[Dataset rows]
## start
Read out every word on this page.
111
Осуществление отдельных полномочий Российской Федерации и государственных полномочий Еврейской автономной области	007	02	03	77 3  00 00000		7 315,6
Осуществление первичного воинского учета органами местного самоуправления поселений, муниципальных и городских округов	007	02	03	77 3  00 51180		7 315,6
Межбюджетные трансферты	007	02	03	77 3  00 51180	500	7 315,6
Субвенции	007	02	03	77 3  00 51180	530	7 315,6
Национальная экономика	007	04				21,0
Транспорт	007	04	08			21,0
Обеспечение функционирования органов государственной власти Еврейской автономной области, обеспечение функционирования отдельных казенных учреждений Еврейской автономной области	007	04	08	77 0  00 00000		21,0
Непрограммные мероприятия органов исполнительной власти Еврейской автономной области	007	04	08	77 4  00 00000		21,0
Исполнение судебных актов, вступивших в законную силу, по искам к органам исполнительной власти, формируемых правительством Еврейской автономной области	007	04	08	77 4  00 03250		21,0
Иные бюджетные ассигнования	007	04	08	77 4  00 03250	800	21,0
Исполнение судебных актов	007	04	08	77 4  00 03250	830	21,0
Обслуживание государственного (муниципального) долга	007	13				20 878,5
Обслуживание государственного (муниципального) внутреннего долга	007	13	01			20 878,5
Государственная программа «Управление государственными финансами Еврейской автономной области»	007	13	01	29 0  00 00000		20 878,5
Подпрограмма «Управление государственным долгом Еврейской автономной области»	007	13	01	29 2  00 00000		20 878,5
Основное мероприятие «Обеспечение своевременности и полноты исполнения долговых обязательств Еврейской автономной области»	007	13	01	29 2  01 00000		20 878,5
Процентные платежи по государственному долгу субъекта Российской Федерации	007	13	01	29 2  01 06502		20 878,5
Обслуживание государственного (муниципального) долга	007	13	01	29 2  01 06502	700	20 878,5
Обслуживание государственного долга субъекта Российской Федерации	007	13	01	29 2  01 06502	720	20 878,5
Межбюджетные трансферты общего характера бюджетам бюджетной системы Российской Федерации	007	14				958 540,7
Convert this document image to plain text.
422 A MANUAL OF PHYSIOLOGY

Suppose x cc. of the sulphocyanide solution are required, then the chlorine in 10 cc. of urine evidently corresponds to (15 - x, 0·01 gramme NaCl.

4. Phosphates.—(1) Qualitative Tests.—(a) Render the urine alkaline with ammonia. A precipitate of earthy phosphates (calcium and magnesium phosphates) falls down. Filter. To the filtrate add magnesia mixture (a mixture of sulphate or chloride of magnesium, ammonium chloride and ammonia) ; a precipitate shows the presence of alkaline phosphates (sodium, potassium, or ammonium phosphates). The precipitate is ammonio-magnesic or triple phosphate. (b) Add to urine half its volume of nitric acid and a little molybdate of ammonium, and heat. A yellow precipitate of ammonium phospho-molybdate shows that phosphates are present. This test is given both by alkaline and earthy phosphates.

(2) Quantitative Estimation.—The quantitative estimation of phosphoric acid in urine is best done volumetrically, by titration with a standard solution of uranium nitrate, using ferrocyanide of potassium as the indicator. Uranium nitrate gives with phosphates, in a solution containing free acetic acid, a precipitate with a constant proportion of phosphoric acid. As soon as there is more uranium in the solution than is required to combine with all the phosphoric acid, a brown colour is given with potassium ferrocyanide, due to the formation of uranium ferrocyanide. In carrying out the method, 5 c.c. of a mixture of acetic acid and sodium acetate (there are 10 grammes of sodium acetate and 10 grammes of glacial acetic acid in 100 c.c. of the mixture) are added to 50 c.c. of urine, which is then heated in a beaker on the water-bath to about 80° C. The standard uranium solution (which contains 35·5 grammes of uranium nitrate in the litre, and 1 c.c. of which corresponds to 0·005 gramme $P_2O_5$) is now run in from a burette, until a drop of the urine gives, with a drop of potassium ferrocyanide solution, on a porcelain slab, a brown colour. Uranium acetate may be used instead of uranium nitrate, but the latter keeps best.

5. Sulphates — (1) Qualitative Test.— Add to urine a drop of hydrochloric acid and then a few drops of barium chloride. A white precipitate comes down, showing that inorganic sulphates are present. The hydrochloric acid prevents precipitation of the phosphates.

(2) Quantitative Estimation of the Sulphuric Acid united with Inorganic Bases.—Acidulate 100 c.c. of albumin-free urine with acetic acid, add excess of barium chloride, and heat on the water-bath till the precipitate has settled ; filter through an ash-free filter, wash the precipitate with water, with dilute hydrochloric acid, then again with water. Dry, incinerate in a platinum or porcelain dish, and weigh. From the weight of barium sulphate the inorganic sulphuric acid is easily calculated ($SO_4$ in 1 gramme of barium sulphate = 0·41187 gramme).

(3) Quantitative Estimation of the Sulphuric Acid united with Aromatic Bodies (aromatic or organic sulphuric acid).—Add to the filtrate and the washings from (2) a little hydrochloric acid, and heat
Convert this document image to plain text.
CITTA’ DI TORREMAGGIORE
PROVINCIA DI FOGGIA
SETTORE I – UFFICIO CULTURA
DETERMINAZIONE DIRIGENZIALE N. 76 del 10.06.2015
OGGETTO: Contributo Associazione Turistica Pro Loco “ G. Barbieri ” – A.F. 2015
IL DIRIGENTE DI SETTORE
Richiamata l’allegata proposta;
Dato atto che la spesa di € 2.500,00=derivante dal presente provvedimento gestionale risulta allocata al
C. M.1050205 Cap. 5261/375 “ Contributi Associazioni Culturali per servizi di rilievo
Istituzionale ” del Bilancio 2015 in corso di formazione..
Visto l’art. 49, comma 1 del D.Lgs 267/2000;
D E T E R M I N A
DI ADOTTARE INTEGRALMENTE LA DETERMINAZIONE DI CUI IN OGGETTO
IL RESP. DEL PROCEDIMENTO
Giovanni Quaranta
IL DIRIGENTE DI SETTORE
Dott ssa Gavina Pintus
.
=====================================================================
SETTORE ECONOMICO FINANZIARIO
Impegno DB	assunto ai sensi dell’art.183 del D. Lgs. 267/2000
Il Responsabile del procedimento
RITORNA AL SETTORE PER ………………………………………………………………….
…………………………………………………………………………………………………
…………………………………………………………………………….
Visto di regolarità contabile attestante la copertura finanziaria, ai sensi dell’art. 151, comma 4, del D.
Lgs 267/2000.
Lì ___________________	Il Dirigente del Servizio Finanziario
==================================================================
## end
_Task goal_
Collect each line above holding the string "Sulphuric".

_Correct output_
(2) Quantitative Estimation of the Sulphuric Acid united with Inorganic Bases.—Acidulate 100 c.c. of albumin-free urine with acetic acid, add excess of barium chloride, and heat on the water-bath till the precipitate has settled ; filter through an ash-free filter, wash the precipitate with water, with dilute hydrochloric acid, then again with water. Dry, incinerate in a platinum or porcelain dish, and weigh. From the weight of barium sulphate the inorganic sulphuric acid is easily calculated ($SO_4$ in 1 gramme of barium sulphate = 0·41187 gramme).
(3) Quantitative Estimation of the Sulphuric Acid united with Aromatic Bodies (aromatic or organic sulphuric acid).—Add to the filtrate and the washings from (2) a little hydrochloric acid, and heat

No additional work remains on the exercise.